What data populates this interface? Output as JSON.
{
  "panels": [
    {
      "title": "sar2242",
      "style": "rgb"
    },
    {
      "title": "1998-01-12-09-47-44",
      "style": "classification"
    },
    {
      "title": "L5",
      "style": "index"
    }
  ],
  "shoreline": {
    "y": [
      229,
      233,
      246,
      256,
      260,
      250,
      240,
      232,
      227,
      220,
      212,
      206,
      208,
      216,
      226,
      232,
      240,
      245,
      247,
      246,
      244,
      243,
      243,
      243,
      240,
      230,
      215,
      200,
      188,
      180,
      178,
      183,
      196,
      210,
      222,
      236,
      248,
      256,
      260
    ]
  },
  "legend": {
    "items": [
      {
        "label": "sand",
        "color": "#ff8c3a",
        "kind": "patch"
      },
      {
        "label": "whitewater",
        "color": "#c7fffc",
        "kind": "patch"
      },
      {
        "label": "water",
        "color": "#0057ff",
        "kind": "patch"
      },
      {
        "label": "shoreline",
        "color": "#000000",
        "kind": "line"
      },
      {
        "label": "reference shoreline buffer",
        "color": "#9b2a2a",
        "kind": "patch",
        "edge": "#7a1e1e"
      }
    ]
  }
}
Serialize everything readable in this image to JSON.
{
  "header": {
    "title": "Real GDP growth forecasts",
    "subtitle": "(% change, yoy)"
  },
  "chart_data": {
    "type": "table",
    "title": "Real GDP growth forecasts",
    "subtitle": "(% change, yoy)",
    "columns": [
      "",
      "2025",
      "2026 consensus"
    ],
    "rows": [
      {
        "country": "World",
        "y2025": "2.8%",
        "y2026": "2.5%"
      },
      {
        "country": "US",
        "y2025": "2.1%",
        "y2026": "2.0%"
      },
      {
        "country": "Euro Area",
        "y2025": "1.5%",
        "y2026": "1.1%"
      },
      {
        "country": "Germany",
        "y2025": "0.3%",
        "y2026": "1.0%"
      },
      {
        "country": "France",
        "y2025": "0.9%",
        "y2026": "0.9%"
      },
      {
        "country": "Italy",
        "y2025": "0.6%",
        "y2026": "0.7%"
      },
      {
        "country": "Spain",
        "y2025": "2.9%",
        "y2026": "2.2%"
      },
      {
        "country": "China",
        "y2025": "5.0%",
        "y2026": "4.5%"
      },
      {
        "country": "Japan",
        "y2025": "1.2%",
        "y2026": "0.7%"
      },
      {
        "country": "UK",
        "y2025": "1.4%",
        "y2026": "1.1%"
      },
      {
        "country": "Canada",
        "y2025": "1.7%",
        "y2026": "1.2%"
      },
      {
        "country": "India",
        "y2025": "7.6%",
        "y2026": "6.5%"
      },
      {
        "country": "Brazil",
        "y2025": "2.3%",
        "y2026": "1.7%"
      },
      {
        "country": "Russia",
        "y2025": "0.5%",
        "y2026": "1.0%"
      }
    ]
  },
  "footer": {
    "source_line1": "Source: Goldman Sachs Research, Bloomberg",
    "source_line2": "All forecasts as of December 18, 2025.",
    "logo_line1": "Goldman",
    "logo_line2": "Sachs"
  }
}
========
**YOUR OBJECTIVE:** Copy each entry exactly, with nothing added or dropped.

**THE OUTPUT:**
What data populates this interface? Output as JSON.
{
  "panels": [
    {
      "title": "sar2242",
      "style": "rgb"
    },
    {
      "title": "1998-01-12-09-47-44",
      "style": "classification"
    },
    {
      "title": "L5",
      "style": "index"
    }
  ],
  "shoreline": {
    "y": [
      229,
      233,
      246,
      256,
      260,
      250,
      240,
      232,
      227,
      220,
      212,
      206,
      208,
      216,
      226,
      232,
      240,
      245,
      247,
      246,
      244,
      243,
      243,
      243,
      240,
      230,
      215,
      200,
      188,
      180,
      178,
      183,
      196,
      210,
      222,
      236,
      248,
      256,
      260
    ]
  },
  "legend": {
    "items": [
      {
        "label": "sand",
        "color": "#ff8c3a",
        "kind": "patch"
      },
      {
        "label": "whitewater",
        "color": "#c7fffc",
        "kind": "patch"
      },
      {
        "label": "water",
        "color": "#0057ff",
        "kind": "patch"
      },
      {
        "label": "shoreline",
        "color": "#000000",
        "kind": "line"
      },
      {
        "label": "reference shoreline buffer",
        "color": "#9b2a2a",
        "kind": "patch",
        "edge": "#7a1e1e"
      }
    ]
  }
}
Serialize everything readable in this image to JSON.
{
  "header": {
    "title": "Real GDP growth forecasts",
    "subtitle": "(% change, yoy)"
  },
  "chart_data": {
    "type": "table",
    "title": "Real GDP growth forecasts",
    "subtitle": "(% change, yoy)",
    "columns": [
      "",
      "2025",
      "2026 consensus"
    ],
    "rows": [
      {
        "country": "World",
        "y2025": "2.8%",
        "y2026": "2.5%"
      },
      {
        "country": "US",
        "y2025": "2.1%",
        "y2026": "2.0%"
      },
      {
        "country": "Euro Area",
        "y2025": "1.5%",
        "y2026": "1.1%"
      },
      {
        "country": "Germany",
        "y2025": "0.3%",
        "y2026": "1.0%"
      },
      {
        "country": "France",
        "y2025": "0.9%",
        "y2026": "0.9%"
      },
      {
        "country": "Italy",
        "y2025": "0.6%",
        "y2026": "0.7%"
      },
      {
        "country": "Spain",
        "y2025": "2.9%",
        "y2026": "2.2%"
      },
      {
        "country": "China",
        "y2025": "5.0%",
        "y2026": "4.5%"
      },
      {
        "country": "Japan",
        "y2025": "1.2%",
        "y2026": "0.7%"
      },
      {
        "country": "UK",
        "y2025": "1.4%",
        "y2026": "1.1%"
      },
      {
        "country": "Canada",
        "y2025": "1.7%",
        "y2026": "1.2%"
      },
      {
        "country": "India",
        "y2025": "7.6%",
        "y2026": "6.5%"
      },
      {
        "country": "Brazil",
        "y2025": "2.3%",
        "y2026": "1.7%"
      },
      {
        "country": "Russia",
        "y2025": "0.5%",
        "y2026": "1.0%"
      }
    ]
  },
  "footer": {
    "source_line1": "Source: Goldman Sachs Research, Bloomberg",
    "source_line2": "All forecasts as of December 18, 2025.",
    "logo_line1": "Goldman",
    "logo_line2": "Sachs"
  }
}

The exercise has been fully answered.